**Exercise goal**
Write the data out again, exactly as given.
Records supplied start
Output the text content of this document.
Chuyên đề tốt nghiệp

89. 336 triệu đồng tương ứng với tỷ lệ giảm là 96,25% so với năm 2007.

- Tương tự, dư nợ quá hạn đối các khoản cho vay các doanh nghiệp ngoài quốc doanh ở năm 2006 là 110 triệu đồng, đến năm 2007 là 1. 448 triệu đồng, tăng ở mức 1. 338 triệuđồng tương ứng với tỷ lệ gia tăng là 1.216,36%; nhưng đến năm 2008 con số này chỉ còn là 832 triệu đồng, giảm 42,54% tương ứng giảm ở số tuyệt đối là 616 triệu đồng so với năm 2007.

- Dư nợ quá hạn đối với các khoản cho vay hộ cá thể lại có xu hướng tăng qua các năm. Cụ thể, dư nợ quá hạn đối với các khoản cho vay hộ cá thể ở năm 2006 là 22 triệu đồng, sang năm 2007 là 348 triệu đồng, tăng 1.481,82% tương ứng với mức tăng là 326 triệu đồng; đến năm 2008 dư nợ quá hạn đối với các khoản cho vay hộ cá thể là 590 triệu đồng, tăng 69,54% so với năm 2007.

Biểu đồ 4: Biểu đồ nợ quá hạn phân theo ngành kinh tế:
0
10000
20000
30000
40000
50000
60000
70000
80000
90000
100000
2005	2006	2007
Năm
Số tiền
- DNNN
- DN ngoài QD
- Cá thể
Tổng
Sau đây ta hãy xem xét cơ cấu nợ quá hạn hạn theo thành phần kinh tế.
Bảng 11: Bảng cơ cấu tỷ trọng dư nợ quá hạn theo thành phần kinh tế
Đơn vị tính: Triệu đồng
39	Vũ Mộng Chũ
Records supplied end
**Problem solution**
Output the text content of this document.
Chuyên đề tốt nghiệp

89. 336 triệu đồng tương ứng với tỷ lệ giảm là 96,25% so với năm 2007.

- Tương tự, dư nợ quá hạn đối các khoản cho vay các doanh nghiệp ngoài quốc doanh ở năm 2006 là 110 triệu đồng, đến năm 2007 là 1. 448 triệu đồng, tăng ở mức 1. 338 triệuđồng tương ứng với tỷ lệ gia tăng là 1.216,36%; nhưng đến năm 2008 con số này chỉ còn là 832 triệu đồng, giảm 42,54% tương ứng giảm ở số tuyệt đối là 616 triệu đồng so với năm 2007.

- Dư nợ quá hạn đối với các khoản cho vay hộ cá thể lại có xu hướng tăng qua các năm. Cụ thể, dư nợ quá hạn đối với các khoản cho vay hộ cá thể ở năm 2006 là 22 triệu đồng, sang năm 2007 là 348 triệu đồng, tăng 1.481,82% tương ứng với mức tăng là 326 triệu đồng; đến năm 2008 dư nợ quá hạn đối với các khoản cho vay hộ cá thể là 590 triệu đồng, tăng 69,54% so với năm 2007.

Biểu đồ 4: Biểu đồ nợ quá hạn phân theo ngành kinh tế:
0
10000
20000
30000
40000
50000
60000
70000
80000
90000
100000
2005	2006	2007
Năm
Số tiền
- DNNN
- DN ngoài QD
- Cá thể
Tổng
Sau đây ta hãy xem xét cơ cấu nợ quá hạn hạn theo thành phần kinh tế.
Bảng 11: Bảng cơ cấu tỷ trọng dư nợ quá hạn theo thành phần kinh tế
Đơn vị tính: Triệu đồng
39	Vũ Mộng Chũ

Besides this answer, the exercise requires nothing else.